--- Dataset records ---
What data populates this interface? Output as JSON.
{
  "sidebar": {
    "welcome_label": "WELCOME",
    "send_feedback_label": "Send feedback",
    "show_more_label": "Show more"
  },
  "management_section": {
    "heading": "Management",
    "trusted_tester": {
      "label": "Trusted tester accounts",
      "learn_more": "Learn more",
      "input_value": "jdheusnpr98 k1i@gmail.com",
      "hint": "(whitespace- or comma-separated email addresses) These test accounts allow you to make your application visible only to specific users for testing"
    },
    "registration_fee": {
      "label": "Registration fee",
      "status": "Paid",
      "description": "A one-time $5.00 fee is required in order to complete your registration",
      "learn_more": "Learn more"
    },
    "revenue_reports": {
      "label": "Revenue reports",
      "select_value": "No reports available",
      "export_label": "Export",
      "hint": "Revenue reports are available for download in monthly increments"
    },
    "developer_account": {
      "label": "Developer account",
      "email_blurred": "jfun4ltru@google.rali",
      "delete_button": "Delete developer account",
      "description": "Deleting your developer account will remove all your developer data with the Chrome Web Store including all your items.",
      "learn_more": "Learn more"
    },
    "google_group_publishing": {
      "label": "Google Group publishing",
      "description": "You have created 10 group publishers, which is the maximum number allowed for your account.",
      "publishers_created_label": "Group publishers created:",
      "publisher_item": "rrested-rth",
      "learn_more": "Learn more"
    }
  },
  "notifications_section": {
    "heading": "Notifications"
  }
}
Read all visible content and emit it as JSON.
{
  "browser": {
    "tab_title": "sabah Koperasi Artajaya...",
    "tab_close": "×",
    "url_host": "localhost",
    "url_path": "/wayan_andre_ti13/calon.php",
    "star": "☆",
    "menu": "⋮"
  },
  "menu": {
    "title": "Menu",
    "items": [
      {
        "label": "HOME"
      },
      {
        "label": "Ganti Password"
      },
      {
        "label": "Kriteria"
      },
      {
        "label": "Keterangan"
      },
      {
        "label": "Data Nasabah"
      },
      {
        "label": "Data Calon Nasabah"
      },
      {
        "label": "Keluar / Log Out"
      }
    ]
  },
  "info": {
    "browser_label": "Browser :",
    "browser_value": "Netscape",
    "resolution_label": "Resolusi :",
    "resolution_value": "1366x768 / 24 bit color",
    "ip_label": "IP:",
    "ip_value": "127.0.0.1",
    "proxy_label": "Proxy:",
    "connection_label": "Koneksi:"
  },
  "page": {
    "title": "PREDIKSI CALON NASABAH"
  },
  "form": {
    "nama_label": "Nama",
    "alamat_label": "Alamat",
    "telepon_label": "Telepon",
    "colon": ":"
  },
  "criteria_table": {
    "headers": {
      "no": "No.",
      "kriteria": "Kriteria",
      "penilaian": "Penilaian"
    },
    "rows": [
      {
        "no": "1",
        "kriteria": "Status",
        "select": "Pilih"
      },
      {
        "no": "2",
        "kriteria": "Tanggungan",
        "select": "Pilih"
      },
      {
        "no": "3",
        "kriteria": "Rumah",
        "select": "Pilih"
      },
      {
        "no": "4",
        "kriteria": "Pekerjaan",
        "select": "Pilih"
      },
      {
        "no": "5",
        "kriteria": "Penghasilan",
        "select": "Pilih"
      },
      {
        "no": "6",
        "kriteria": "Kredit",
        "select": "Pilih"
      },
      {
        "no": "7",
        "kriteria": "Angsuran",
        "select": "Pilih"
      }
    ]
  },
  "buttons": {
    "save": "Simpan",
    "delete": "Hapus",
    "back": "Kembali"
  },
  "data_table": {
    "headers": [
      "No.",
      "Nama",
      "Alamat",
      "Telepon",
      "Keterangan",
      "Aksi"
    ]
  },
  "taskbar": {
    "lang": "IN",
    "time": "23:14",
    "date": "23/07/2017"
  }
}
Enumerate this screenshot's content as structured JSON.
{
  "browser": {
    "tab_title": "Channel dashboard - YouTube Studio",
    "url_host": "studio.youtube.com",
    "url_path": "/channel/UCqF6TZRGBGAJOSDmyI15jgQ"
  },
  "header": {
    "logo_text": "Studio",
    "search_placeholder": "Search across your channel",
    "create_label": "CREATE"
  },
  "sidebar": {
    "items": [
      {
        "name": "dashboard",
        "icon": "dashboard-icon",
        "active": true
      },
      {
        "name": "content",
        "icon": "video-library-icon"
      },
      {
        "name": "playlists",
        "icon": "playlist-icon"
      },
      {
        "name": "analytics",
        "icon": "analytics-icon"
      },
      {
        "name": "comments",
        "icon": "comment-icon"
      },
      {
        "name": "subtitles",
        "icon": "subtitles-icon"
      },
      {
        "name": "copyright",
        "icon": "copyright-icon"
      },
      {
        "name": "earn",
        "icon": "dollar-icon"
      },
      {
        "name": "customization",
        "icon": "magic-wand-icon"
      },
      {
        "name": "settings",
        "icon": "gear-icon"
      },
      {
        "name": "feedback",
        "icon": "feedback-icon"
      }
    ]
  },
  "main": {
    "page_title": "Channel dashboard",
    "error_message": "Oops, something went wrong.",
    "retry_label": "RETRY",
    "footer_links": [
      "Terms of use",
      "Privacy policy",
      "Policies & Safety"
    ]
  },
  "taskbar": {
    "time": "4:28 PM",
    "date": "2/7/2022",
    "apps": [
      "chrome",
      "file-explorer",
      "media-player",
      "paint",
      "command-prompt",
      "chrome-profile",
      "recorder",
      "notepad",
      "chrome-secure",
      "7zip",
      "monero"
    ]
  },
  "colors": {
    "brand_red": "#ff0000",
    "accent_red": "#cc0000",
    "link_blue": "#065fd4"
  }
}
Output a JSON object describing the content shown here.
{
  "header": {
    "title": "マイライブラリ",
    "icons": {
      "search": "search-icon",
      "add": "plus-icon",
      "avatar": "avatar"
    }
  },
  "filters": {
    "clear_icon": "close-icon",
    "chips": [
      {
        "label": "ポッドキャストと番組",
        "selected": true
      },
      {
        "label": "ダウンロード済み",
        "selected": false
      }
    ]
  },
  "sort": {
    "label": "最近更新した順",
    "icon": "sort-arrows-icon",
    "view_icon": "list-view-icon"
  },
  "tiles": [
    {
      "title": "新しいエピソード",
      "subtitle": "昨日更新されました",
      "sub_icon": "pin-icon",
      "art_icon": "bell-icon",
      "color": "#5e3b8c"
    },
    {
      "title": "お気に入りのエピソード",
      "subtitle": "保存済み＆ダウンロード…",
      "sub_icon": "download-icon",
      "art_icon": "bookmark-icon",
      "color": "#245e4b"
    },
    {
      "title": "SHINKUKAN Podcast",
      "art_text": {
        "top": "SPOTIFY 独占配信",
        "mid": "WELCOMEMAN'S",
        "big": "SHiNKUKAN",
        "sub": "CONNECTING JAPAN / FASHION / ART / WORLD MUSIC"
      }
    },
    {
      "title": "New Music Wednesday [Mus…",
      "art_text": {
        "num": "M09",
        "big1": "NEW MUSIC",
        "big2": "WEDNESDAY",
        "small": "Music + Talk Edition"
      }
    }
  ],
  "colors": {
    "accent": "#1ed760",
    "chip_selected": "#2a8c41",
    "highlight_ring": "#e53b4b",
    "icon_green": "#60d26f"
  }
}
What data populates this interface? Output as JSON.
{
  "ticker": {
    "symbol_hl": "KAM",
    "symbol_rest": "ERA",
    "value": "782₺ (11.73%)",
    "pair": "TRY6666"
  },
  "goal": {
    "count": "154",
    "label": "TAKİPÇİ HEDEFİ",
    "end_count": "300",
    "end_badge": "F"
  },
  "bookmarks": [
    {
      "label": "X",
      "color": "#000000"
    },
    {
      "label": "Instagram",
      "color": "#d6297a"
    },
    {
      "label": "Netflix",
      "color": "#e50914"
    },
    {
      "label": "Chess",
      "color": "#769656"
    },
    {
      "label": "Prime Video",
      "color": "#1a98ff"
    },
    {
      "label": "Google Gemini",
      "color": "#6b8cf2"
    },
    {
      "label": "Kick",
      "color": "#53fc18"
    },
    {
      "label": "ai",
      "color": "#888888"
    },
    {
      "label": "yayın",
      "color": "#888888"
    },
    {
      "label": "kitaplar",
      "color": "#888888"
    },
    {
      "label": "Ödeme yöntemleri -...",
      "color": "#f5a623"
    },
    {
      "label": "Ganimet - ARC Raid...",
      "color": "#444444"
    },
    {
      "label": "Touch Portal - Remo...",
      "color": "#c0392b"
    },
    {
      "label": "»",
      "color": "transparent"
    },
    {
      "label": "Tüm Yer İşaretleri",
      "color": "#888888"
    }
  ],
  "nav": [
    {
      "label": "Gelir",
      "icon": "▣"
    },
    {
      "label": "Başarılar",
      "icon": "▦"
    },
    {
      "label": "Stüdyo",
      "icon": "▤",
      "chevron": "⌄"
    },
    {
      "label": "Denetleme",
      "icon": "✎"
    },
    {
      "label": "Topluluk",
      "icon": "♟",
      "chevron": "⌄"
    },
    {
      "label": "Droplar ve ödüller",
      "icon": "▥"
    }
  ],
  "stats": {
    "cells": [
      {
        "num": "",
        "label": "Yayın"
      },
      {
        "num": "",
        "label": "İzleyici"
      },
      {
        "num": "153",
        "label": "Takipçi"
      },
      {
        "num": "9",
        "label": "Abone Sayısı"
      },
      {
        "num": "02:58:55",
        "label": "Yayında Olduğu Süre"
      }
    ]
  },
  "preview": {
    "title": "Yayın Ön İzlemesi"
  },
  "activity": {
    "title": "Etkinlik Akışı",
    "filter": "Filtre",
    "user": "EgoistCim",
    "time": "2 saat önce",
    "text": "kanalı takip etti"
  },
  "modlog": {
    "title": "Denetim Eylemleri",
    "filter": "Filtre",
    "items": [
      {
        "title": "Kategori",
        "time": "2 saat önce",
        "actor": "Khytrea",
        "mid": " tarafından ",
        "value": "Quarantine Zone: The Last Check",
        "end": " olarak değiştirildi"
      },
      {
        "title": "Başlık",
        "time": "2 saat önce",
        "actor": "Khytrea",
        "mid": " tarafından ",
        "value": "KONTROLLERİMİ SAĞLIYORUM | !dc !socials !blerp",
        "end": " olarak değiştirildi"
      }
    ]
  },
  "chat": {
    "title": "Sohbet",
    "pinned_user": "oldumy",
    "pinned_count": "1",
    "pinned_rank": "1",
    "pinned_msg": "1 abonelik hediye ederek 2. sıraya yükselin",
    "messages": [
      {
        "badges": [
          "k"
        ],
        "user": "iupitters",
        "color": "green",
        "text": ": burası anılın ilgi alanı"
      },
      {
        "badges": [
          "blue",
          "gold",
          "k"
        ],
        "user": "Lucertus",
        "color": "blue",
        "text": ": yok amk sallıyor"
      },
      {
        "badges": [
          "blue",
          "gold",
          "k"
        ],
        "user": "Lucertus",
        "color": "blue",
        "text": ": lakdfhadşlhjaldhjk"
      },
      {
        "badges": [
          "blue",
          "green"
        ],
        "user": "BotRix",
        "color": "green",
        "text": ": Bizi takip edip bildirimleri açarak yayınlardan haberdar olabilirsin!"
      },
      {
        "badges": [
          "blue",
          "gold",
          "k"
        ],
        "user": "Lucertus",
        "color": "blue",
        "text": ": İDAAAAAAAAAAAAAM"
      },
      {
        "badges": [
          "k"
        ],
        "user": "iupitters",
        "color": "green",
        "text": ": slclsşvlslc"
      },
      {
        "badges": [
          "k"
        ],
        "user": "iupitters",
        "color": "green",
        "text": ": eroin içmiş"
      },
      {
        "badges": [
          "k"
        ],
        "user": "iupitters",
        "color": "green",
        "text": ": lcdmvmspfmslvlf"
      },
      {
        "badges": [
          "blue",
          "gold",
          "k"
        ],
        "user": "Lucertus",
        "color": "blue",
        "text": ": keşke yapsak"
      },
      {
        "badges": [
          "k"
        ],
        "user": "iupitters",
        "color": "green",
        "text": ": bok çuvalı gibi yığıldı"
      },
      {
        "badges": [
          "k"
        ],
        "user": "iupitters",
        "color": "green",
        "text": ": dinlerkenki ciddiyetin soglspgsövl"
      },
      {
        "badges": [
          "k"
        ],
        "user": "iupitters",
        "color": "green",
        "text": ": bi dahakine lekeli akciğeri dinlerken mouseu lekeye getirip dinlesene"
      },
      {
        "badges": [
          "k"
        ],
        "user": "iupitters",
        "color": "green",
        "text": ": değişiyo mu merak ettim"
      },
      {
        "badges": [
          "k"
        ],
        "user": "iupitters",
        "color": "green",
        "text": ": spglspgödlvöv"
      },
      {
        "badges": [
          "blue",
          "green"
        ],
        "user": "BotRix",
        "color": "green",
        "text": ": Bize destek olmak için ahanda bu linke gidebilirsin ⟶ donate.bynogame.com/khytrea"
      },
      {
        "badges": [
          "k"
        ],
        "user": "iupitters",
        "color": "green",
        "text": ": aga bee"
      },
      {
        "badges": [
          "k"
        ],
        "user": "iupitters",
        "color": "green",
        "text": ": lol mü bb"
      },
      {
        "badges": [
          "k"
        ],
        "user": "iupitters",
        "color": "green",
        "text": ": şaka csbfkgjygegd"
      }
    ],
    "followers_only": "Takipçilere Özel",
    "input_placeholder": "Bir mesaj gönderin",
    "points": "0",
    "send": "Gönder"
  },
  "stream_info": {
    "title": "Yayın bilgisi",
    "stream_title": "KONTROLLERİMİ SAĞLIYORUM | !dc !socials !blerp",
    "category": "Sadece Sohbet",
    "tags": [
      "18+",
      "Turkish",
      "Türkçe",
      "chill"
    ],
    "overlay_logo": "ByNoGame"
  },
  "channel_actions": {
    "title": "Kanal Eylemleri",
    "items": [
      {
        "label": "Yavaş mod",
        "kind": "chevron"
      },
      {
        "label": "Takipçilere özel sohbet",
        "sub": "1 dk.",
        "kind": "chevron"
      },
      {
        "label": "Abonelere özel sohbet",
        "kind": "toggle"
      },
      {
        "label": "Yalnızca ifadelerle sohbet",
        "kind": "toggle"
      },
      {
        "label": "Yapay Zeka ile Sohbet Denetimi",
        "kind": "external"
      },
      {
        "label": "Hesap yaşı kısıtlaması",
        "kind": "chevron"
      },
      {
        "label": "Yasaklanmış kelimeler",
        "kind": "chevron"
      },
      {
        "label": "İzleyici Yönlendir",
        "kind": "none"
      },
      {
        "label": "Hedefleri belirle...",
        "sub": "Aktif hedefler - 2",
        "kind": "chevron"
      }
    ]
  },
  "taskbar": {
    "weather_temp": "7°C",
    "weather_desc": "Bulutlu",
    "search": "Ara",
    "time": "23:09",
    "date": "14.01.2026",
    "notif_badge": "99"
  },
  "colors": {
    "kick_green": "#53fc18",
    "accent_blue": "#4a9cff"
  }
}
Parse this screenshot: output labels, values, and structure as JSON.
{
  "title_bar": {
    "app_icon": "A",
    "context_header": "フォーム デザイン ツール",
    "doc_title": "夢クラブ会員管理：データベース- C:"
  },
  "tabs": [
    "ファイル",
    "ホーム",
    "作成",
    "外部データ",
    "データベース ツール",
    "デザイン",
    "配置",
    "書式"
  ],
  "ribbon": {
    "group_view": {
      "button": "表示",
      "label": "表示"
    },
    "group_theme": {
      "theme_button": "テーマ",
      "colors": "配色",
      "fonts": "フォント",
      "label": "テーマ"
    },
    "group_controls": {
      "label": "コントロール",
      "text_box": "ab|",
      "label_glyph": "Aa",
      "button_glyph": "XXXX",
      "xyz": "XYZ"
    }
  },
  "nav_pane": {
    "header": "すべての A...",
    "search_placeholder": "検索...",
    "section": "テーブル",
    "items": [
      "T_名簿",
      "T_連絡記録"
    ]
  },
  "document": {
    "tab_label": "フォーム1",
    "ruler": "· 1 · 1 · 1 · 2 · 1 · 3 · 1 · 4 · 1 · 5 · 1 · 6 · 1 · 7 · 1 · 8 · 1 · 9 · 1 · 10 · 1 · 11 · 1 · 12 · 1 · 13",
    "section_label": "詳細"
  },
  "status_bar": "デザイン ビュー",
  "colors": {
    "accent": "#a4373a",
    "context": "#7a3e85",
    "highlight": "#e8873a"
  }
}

--- Written task ---
In the listing, find every line containing the word "visible" and list it.

--- Task response ---
      "hint": "(whitespace- or comma-separated email addresses) These test accounts allow you to make your application visible only to specific users for testing"
Read all visible content and emit it as JSON.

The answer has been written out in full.